Data entries for graphics:
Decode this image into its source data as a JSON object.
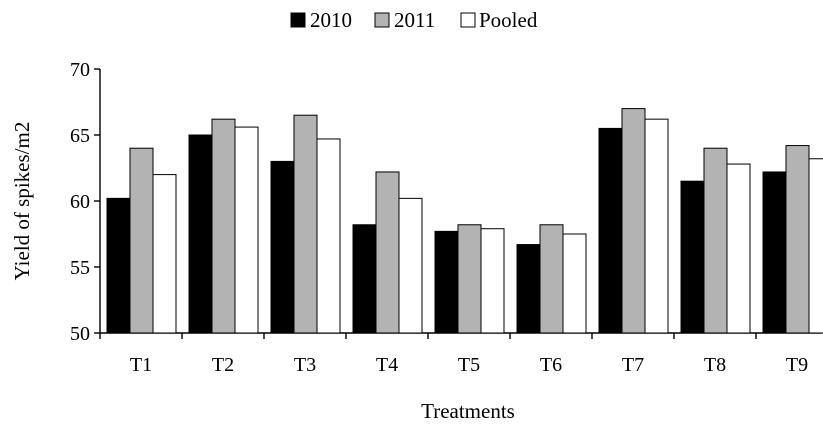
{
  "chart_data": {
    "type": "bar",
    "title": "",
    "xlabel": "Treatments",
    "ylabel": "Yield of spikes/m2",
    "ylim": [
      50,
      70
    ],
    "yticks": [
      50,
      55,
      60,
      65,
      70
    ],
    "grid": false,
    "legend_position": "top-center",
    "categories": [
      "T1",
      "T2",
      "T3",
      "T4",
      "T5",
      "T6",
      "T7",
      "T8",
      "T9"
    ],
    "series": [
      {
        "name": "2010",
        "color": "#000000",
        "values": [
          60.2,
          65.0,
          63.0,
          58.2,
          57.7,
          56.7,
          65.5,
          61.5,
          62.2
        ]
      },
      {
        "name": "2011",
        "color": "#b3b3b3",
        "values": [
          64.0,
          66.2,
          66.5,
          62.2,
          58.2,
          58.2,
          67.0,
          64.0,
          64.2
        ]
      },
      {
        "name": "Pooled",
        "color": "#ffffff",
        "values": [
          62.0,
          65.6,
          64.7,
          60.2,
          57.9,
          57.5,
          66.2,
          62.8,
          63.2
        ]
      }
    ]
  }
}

■ **Instructions for the task**: The records above need to be restated word for word, with the pictures left out.

■ **Solution**:
Decode this image into its source data as a JSON object.
{
  "chart_data": {
    "type": "bar",
    "title": "",
    "xlabel": "Treatments",
    "ylabel": "Yield of spikes/m2",
    "ylim": [
      50,
      70
    ],
    "yticks": [
      50,
      55,
      60,
      65,
      70
    ],
    "grid": false,
    "legend_position": "top-center",
    "categories": [
      "T1",
      "T2",
      "T3",
      "T4",
      "T5",
      "T6",
      "T7",
      "T8",
      "T9"
    ],
    "series": [
      {
        "name": "2010",
        "color": "#000000",
        "values": [
          60.2,
          65.0,
          63.0,
          58.2,
          57.7,
          56.7,
          65.5,
          61.5,
          62.2
        ]
      },
      {
        "name": "2011",
        "color": "#b3b3b3",
        "values": [
          64.0,
          66.2,
          66.5,
          62.2,
          58.2,
          58.2,
          67.0,
          64.0,
          64.2
        ]
      },
      {
        "name": "Pooled",
        "color": "#ffffff",
        "values": [
          62.0,
          65.6,
          64.7,
          60.2,
          57.9,
          57.5,
          66.2,
          62.8,
          63.2
        ]
      }
    ]
  }
}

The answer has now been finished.